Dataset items
┄┄┄┄┄┄

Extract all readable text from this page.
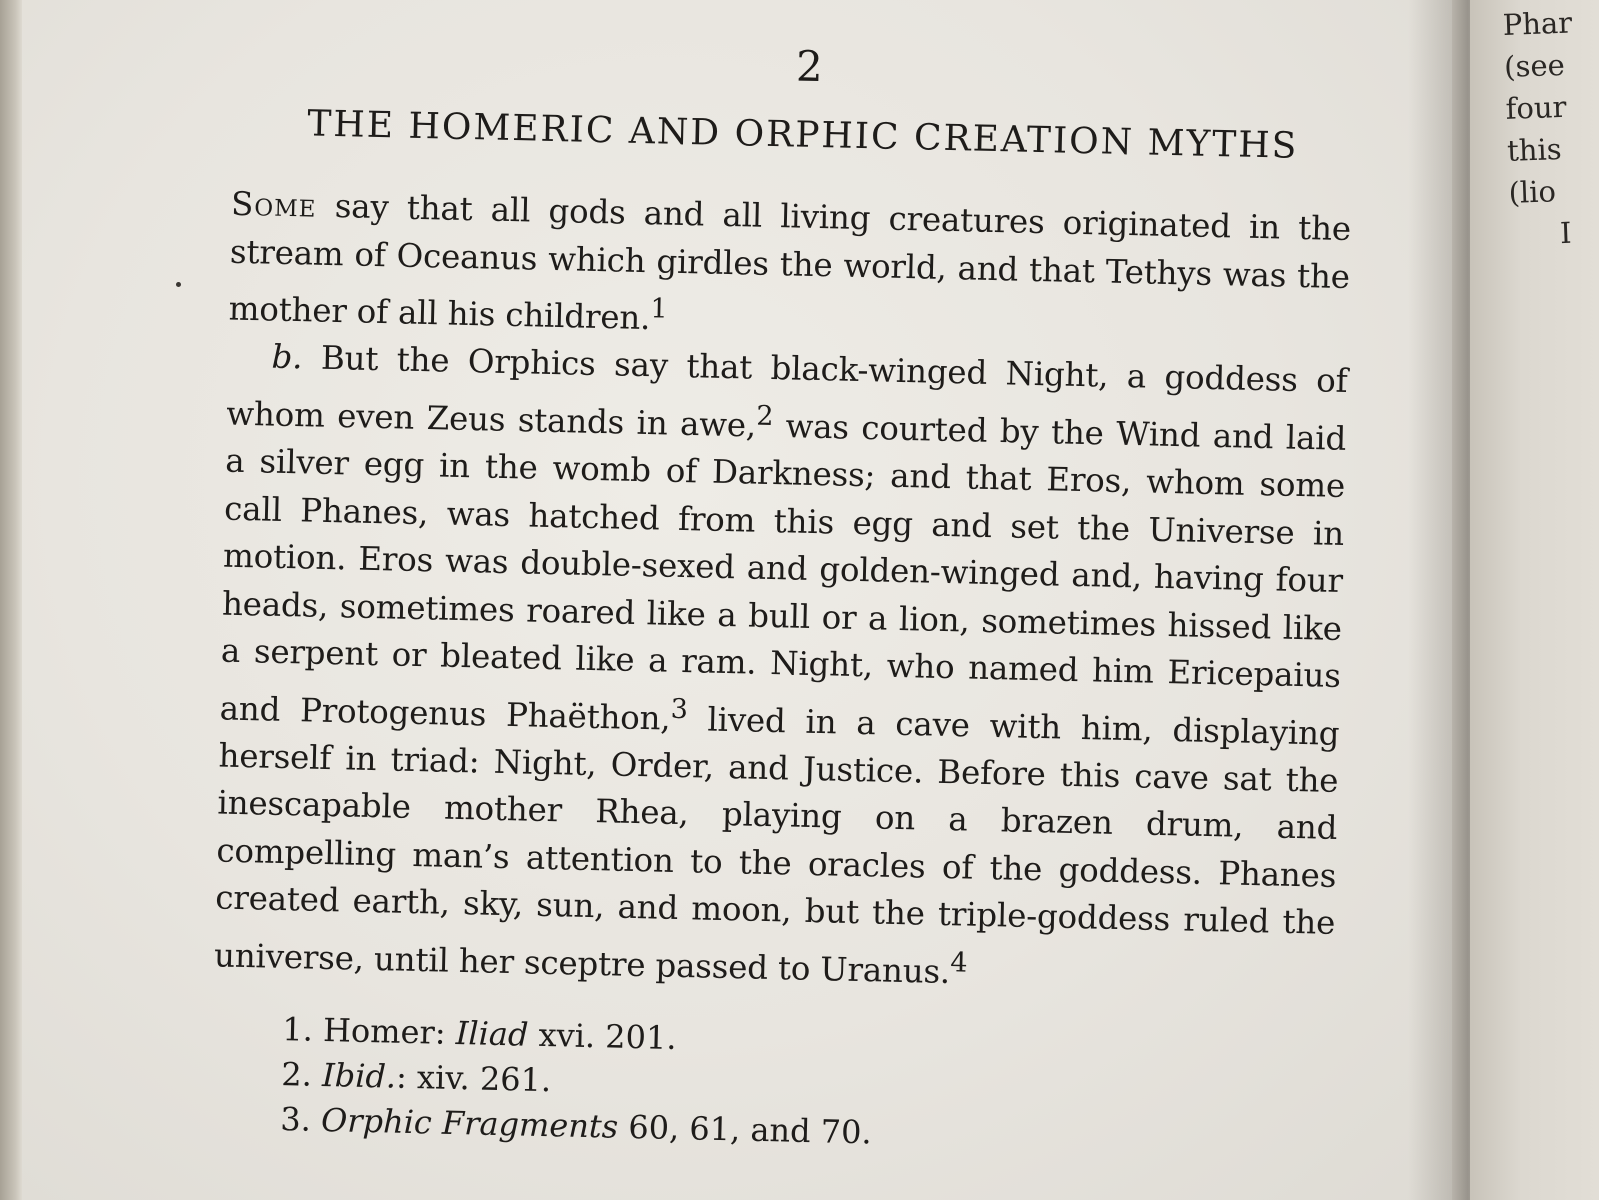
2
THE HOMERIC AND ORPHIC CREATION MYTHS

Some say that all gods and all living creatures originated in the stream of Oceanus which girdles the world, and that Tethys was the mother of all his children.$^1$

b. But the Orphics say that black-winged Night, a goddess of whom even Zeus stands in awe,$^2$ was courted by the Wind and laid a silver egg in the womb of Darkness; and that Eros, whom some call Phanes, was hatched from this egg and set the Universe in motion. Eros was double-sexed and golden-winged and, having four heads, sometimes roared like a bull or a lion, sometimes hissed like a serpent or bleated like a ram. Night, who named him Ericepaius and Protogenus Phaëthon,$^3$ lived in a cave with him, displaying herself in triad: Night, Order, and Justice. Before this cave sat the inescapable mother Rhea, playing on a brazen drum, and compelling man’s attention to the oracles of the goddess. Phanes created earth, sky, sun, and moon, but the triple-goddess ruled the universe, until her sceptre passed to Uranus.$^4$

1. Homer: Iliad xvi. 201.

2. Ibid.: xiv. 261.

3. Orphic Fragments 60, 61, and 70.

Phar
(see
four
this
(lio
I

┄┄┄┄┄┄

## AIM
Repeat all of the data above word for word, minus the pictures.

## OUTPUT FOR THIS TASK
Extract all readable text from this page.
2
THE HOMERIC AND ORPHIC CREATION MYTHS

Some say that all gods and all living creatures originated in the stream of Oceanus which girdles the world, and that Tethys was the mother of all his children.$^1$

b. But the Orphics say that black-winged Night, a goddess of whom even Zeus stands in awe,$^2$ was courted by the Wind and laid a silver egg in the womb of Darkness; and that Eros, whom some call Phanes, was hatched from this egg and set the Universe in motion. Eros was double-sexed and golden-winged and, having four heads, sometimes roared like a bull or a lion, sometimes hissed like a serpent or bleated like a ram. Night, who named him Ericepaius and Protogenus Phaëthon,$^3$ lived in a cave with him, displaying herself in triad: Night, Order, and Justice. Before this cave sat the inescapable mother Rhea, playing on a brazen drum, and compelling man’s attention to the oracles of the goddess. Phanes created earth, sky, sun, and moon, but the triple-goddess ruled the universe, until her sceptre passed to Uranus.$^4$

1. Homer: Iliad xvi. 201.

2. Ibid.: xiv. 261.

3. Orphic Fragments 60, 61, and 70.

Phar
(see
four
this
(lio
I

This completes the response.